| Requirement |
Return every record below exactly as written, but leave out the pictures.

Records provided start

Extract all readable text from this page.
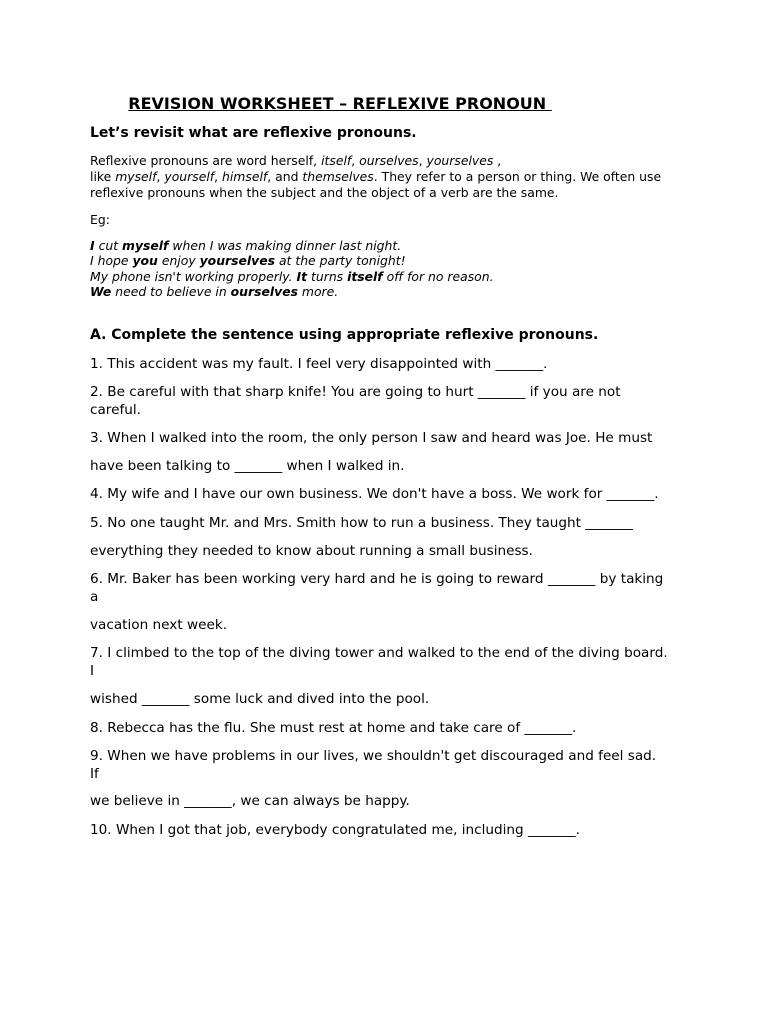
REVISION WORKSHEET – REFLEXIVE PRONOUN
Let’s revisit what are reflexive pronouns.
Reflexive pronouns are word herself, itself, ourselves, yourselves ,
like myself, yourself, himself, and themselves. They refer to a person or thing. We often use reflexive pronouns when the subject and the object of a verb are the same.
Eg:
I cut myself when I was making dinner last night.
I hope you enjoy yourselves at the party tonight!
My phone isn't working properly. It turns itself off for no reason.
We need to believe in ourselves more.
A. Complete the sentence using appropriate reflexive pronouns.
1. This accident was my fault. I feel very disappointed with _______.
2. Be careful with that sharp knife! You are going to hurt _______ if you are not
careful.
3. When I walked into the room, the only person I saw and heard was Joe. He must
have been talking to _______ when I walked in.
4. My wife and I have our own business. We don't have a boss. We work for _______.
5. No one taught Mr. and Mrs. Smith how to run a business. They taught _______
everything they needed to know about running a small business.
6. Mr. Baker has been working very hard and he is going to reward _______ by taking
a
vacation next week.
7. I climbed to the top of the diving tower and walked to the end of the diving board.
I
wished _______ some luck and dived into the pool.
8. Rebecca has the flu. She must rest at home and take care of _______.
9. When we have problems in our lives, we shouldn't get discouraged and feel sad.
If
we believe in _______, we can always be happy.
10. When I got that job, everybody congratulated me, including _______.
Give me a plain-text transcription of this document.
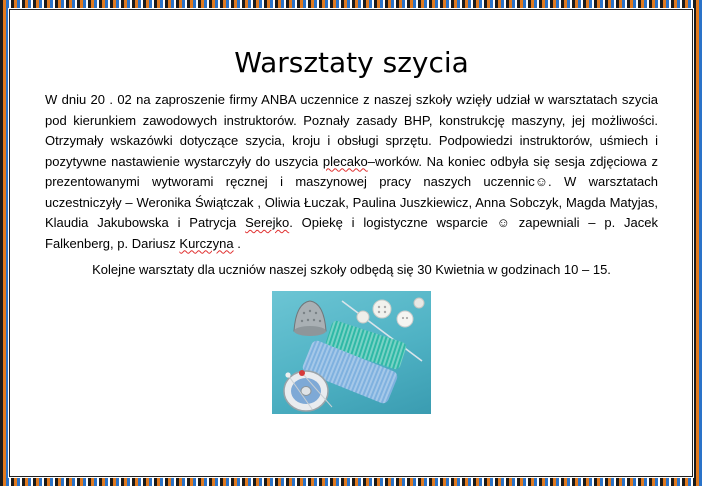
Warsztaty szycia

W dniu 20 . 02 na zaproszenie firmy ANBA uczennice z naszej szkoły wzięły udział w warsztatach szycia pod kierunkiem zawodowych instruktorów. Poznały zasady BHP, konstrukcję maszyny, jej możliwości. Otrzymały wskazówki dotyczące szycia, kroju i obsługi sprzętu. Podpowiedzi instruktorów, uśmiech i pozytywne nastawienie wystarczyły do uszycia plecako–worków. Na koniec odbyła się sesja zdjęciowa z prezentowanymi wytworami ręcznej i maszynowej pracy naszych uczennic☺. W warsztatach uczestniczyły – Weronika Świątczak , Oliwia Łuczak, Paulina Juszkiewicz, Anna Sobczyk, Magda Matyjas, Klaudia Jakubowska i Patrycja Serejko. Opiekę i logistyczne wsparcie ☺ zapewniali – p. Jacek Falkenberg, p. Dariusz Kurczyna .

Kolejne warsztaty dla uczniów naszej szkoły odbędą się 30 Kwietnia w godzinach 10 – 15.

Records provided end

| Result |
Extract all readable text from this page.
REVISION WORKSHEET – REFLEXIVE PRONOUN
Let’s revisit what are reflexive pronouns.
Reflexive pronouns are word herself, itself, ourselves, yourselves ,
like myself, yourself, himself, and themselves. They refer to a person or thing. We often use reflexive pronouns when the subject and the object of a verb are the same.
Eg:
I cut myself when I was making dinner last night.
I hope you enjoy yourselves at the party tonight!
My phone isn't working properly. It turns itself off for no reason.
We need to believe in ourselves more.
A. Complete the sentence using appropriate reflexive pronouns.
1. This accident was my fault. I feel very disappointed with _______.
2. Be careful with that sharp knife! You are going to hurt _______ if you are not
careful.
3. When I walked into the room, the only person I saw and heard was Joe. He must
have been talking to _______ when I walked in.
4. My wife and I have our own business. We don't have a boss. We work for _______.
5. No one taught Mr. and Mrs. Smith how to run a business. They taught _______
everything they needed to know about running a small business.
6. Mr. Baker has been working very hard and he is going to reward _______ by taking
a
vacation next week.
7. I climbed to the top of the diving tower and walked to the end of the diving board.
I
wished _______ some luck and dived into the pool.
8. Rebecca has the flu. She must rest at home and take care of _______.
9. When we have problems in our lives, we shouldn't get discouraged and feel sad.
If
we believe in _______, we can always be happy.
10. When I got that job, everybody congratulated me, including _______.
Give me a plain-text transcription of this document.
Warsztaty szycia

W dniu 20 . 02 na zaproszenie firmy ANBA uczennice z naszej szkoły wzięły udział w warsztatach szycia pod kierunkiem zawodowych instruktorów. Poznały zasady BHP, konstrukcję maszyny, jej możliwości. Otrzymały wskazówki dotyczące szycia, kroju i obsługi sprzętu. Podpowiedzi instruktorów, uśmiech i pozytywne nastawienie wystarczyły do uszycia plecako–worków. Na koniec odbyła się sesja zdjęciowa z prezentowanymi wytworami ręcznej i maszynowej pracy naszych uczennic☺. W warsztatach uczestniczyły – Weronika Świątczak , Oliwia Łuczak, Paulina Juszkiewicz, Anna Sobczyk, Magda Matyjas, Klaudia Jakubowska i Patrycja Serejko. Opiekę i logistyczne wsparcie ☺ zapewniali – p. Jacek Falkenberg, p. Dariusz Kurczyna .

Kolejne warsztaty dla uczniów naszej szkoły odbędą się 30 Kwietnia w godzinach 10 – 15.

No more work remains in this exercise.